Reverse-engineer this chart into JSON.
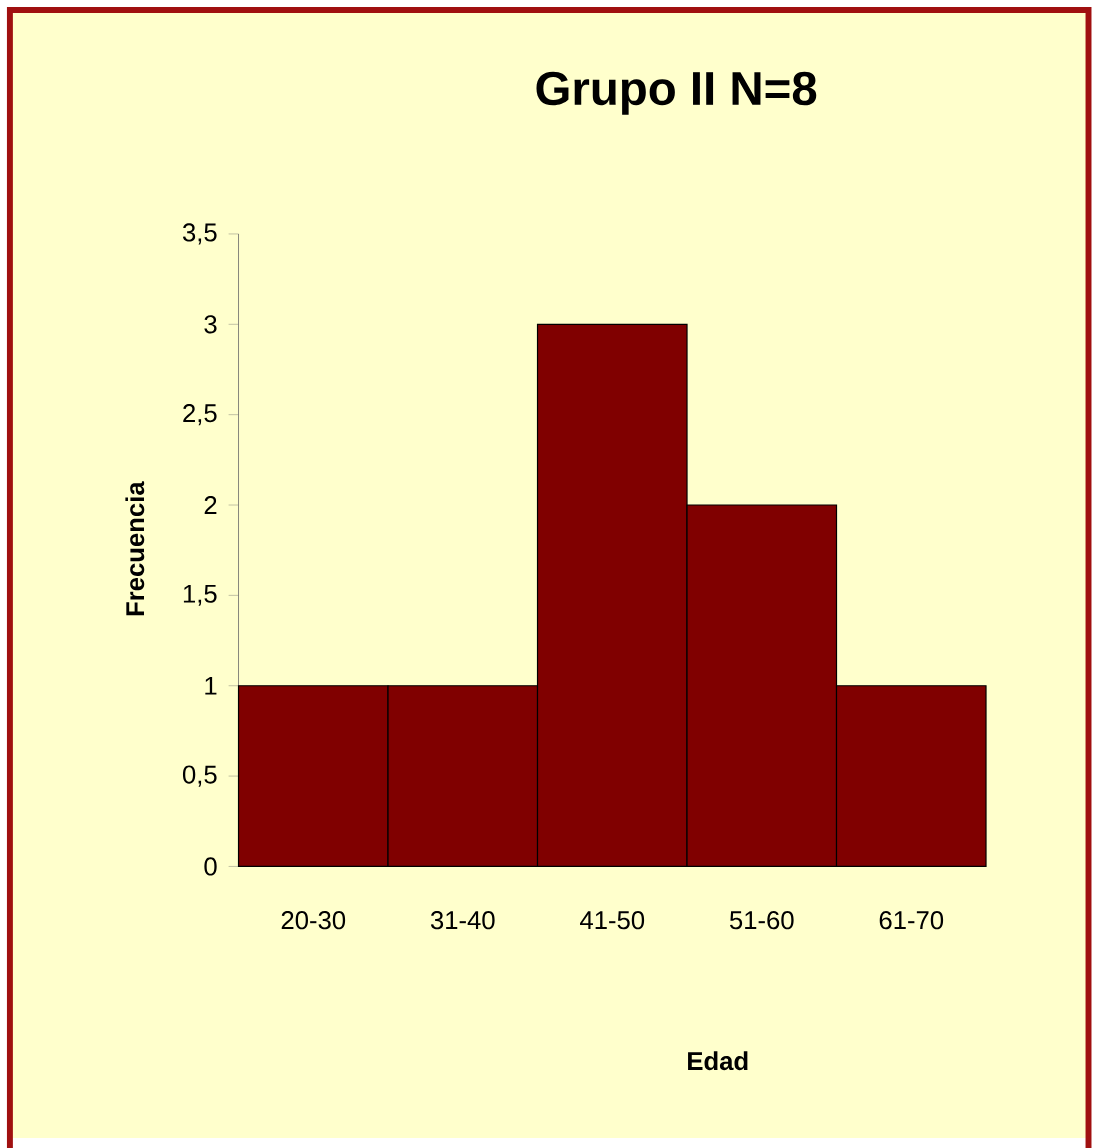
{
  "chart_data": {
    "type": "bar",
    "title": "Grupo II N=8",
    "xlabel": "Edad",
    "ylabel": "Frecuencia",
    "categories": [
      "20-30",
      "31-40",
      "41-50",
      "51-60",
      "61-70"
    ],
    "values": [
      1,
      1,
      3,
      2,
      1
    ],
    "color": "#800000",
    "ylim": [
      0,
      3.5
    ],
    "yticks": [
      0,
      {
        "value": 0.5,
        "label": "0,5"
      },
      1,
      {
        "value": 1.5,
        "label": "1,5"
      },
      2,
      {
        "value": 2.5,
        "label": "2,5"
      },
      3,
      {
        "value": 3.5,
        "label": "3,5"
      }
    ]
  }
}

◆ **Written exercise**
Quote the records in full and exactly; skip any image.

◆ **Solution below**
Reverse-engineer this chart into JSON.
{
  "chart_data": {
    "type": "bar",
    "title": "Grupo II N=8",
    "xlabel": "Edad",
    "ylabel": "Frecuencia",
    "categories": [
      "20-30",
      "31-40",
      "41-50",
      "51-60",
      "61-70"
    ],
    "values": [
      1,
      1,
      3,
      2,
      1
    ],
    "color": "#800000",
    "ylim": [
      0,
      3.5
    ],
    "yticks": [
      0,
      {
        "value": 0.5,
        "label": "0,5"
      },
      1,
      {
        "value": 1.5,
        "label": "1,5"
      },
      2,
      {
        "value": 2.5,
        "label": "2,5"
      },
      3,
      {
        "value": 3.5,
        "label": "3,5"
      }
    ]
  }
}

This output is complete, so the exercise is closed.